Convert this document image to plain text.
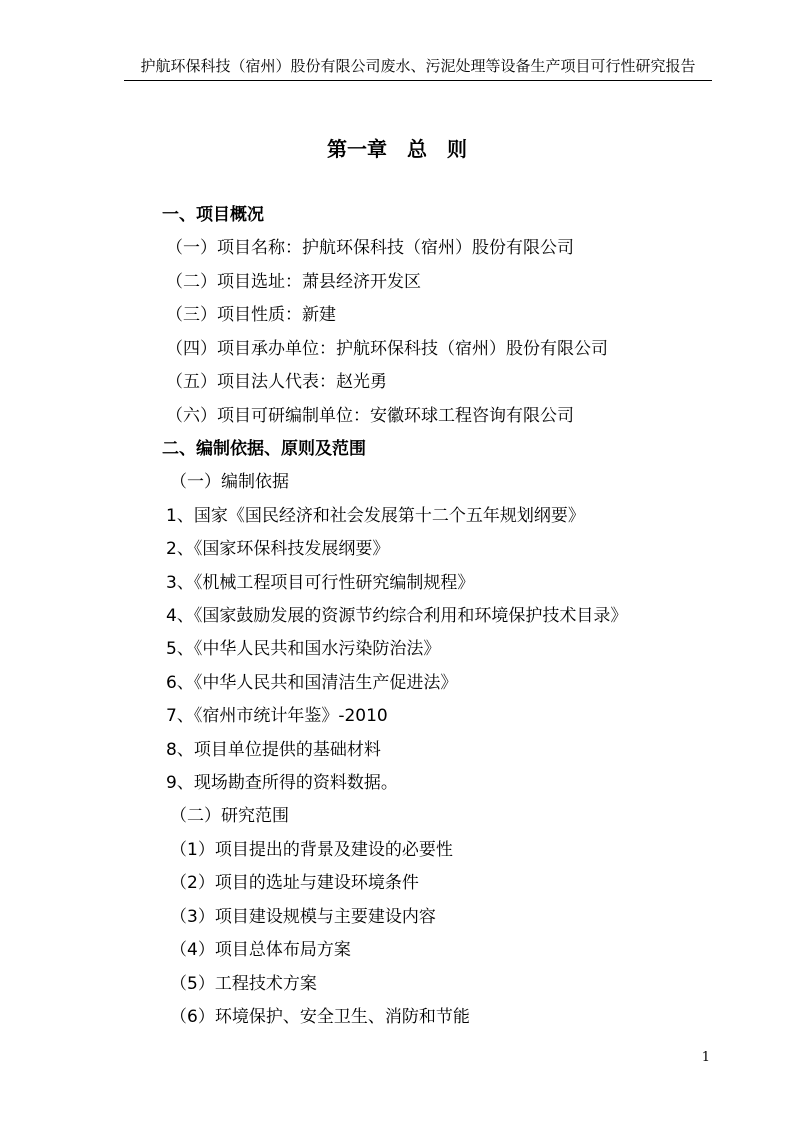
护航环保科技（宿州）股份有限公司废水、污泥处理等设备生产项目可行性研究报告
第一章　总　则
一、项目概况
（一）项目名称：护航环保科技（宿州）股份有限公司
（二）项目选址：萧县经济开发区
（三）项目性质：新建
（四）项目承办单位：护航环保科技（宿州）股份有限公司
（五）项目法人代表：赵光勇
（六）项目可研编制单位：安徽环球工程咨询有限公司
二、编制依据、原则及范围
（一）编制依据
1、国家《国民经济和社会发展第十二个五年规划纲要》
2、《国家环保科技发展纲要》
3、《机械工程项目可行性研究编制规程》
4、《国家鼓励发展的资源节约综合利用和环境保护技术目录》
5、《中华人民共和国水污染防治法》
6、《中华人民共和国清洁生产促进法》
7、《宿州市统计年鉴》-2010
8、项目单位提供的基础材料
9、现场勘查所得的资料数据。
（二）研究范围
（1）项目提出的背景及建设的必要性
（2）项目的选址与建设环境条件
（3）项目建设规模与主要建设内容
（4）项目总体布局方案
（5）工程技术方案
（6）环境保护、安全卫生、消防和节能
1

--------

Short exercise
Transcribe the whole listing exactly. Pictures stay out of your copy.

Solution to the problem
Convert this document image to plain text.
护航环保科技（宿州）股份有限公司废水、污泥处理等设备生产项目可行性研究报告
第一章　总　则
一、项目概况
（一）项目名称：护航环保科技（宿州）股份有限公司
（二）项目选址：萧县经济开发区
（三）项目性质：新建
（四）项目承办单位：护航环保科技（宿州）股份有限公司
（五）项目法人代表：赵光勇
（六）项目可研编制单位：安徽环球工程咨询有限公司
二、编制依据、原则及范围
（一）编制依据
1、国家《国民经济和社会发展第十二个五年规划纲要》
2、《国家环保科技发展纲要》
3、《机械工程项目可行性研究编制规程》
4、《国家鼓励发展的资源节约综合利用和环境保护技术目录》
5、《中华人民共和国水污染防治法》
6、《中华人民共和国清洁生产促进法》
7、《宿州市统计年鉴》-2010
8、项目单位提供的基础材料
9、现场勘查所得的资料数据。
（二）研究范围
（1）项目提出的背景及建设的必要性
（2）项目的选址与建设环境条件
（3）项目建设规模与主要建设内容
（4）项目总体布局方案
（5）工程技术方案
（6）环境保护、安全卫生、消防和节能
1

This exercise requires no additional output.